Task description
Take the material and output all of it exactly.

Data for this task
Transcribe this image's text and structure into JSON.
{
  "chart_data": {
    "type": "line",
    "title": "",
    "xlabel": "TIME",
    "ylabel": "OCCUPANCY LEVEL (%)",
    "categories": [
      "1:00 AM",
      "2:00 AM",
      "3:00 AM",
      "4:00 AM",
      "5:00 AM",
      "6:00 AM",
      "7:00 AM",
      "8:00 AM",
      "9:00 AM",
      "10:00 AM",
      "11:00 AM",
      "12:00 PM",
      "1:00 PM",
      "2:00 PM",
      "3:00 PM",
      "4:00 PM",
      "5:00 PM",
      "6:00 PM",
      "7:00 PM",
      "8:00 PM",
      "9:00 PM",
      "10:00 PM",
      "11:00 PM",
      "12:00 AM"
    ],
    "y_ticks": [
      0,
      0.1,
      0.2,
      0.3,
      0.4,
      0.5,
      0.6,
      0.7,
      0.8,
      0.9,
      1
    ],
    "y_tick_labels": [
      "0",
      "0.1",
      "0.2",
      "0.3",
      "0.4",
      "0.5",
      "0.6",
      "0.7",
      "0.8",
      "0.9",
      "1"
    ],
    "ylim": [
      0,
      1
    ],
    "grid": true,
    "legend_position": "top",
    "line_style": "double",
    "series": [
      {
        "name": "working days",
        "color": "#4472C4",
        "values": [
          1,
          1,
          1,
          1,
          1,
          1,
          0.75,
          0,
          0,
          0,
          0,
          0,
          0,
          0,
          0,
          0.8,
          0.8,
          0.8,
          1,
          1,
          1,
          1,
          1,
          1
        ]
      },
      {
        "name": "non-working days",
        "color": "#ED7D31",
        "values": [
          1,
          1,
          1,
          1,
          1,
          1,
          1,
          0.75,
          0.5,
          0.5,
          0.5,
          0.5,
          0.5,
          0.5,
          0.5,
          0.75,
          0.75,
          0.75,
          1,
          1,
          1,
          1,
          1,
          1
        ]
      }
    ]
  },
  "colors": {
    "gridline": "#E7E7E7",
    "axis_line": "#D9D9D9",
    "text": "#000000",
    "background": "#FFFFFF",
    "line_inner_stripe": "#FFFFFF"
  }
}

Expected answer
Transcribe this image's text and structure into JSON.
{
  "chart_data": {
    "type": "line",
    "title": "",
    "xlabel": "TIME",
    "ylabel": "OCCUPANCY LEVEL (%)",
    "categories": [
      "1:00 AM",
      "2:00 AM",
      "3:00 AM",
      "4:00 AM",
      "5:00 AM",
      "6:00 AM",
      "7:00 AM",
      "8:00 AM",
      "9:00 AM",
      "10:00 AM",
      "11:00 AM",
      "12:00 PM",
      "1:00 PM",
      "2:00 PM",
      "3:00 PM",
      "4:00 PM",
      "5:00 PM",
      "6:00 PM",
      "7:00 PM",
      "8:00 PM",
      "9:00 PM",
      "10:00 PM",
      "11:00 PM",
      "12:00 AM"
    ],
    "y_ticks": [
      0,
      0.1,
      0.2,
      0.3,
      0.4,
      0.5,
      0.6,
      0.7,
      0.8,
      0.9,
      1
    ],
    "y_tick_labels": [
      "0",
      "0.1",
      "0.2",
      "0.3",
      "0.4",
      "0.5",
      "0.6",
      "0.7",
      "0.8",
      "0.9",
      "1"
    ],
    "ylim": [
      0,
      1
    ],
    "grid": true,
    "legend_position": "top",
    "line_style": "double",
    "series": [
      {
        "name": "working days",
        "color": "#4472C4",
        "values": [
          1,
          1,
          1,
          1,
          1,
          1,
          0.75,
          0,
          0,
          0,
          0,
          0,
          0,
          0,
          0,
          0.8,
          0.8,
          0.8,
          1,
          1,
          1,
          1,
          1,
          1
        ]
      },
      {
        "name": "non-working days",
        "color": "#ED7D31",
        "values": [
          1,
          1,
          1,
          1,
          1,
          1,
          1,
          0.75,
          0.5,
          0.5,
          0.5,
          0.5,
          0.5,
          0.5,
          0.5,
          0.75,
          0.75,
          0.75,
          1,
          1,
          1,
          1,
          1,
          1
        ]
      }
    ]
  },
  "colors": {
    "gridline": "#E7E7E7",
    "axis_line": "#D9D9D9",
    "text": "#000000",
    "background": "#FFFFFF",
    "line_inner_stripe": "#FFFFFF"
  }
}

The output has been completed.